• _The problem_:
Extract from the listing each line in which the word "Minutes" appears.
================
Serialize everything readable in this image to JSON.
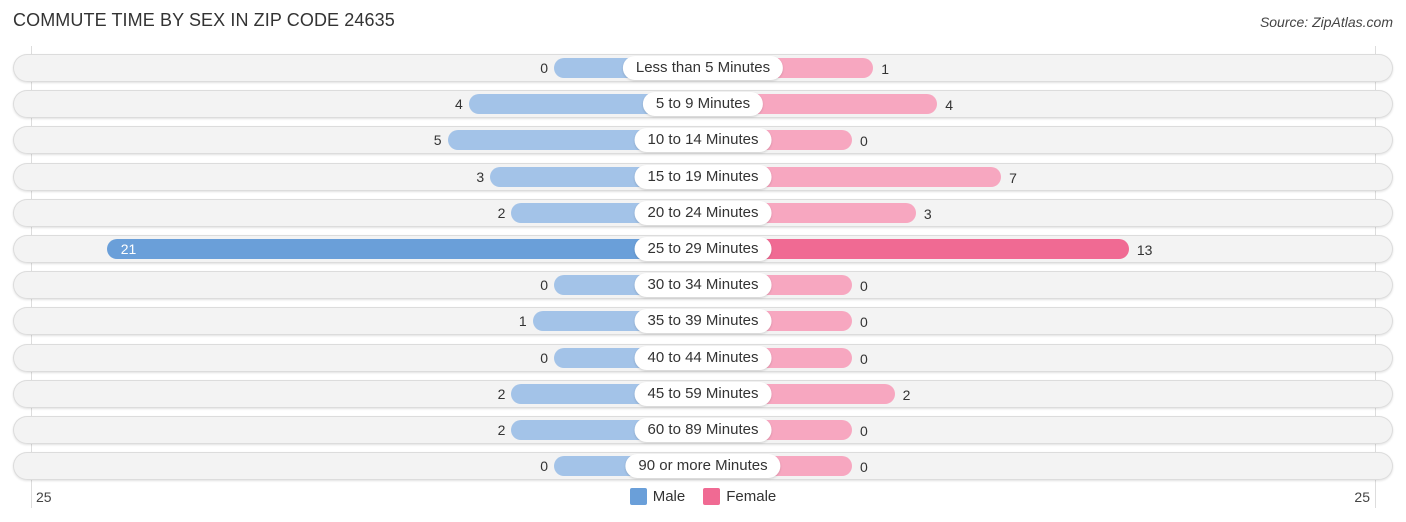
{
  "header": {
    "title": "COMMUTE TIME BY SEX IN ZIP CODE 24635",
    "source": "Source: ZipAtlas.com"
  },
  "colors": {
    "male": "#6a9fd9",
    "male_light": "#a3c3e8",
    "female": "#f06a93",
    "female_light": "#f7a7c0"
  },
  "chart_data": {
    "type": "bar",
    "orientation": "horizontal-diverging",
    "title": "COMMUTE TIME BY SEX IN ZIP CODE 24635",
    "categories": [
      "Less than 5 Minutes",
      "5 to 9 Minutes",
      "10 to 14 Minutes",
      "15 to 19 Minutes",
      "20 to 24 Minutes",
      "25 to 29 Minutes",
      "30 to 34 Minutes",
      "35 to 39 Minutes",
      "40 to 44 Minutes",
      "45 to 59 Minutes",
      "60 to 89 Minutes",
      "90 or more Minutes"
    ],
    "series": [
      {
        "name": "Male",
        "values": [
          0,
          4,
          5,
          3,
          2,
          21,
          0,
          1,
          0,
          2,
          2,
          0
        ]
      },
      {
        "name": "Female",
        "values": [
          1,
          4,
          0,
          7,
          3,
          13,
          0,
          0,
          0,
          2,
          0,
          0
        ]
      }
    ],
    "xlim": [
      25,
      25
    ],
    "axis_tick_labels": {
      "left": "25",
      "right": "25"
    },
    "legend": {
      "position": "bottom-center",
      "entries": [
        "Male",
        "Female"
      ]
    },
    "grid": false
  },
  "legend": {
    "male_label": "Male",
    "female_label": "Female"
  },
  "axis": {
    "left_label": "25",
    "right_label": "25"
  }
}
================
• _Written response_:
      "Less than 5 Minutes",
      "5 to 9 Minutes",
      "10 to 14 Minutes",
      "15 to 19 Minutes",
      "20 to 24 Minutes",
      "25 to 29 Minutes",
      "30 to 34 Minutes",
      "35 to 39 Minutes",
      "40 to 44 Minutes",
      "45 to 59 Minutes",
      "60 to 89 Minutes",
      "90 or more Minutes"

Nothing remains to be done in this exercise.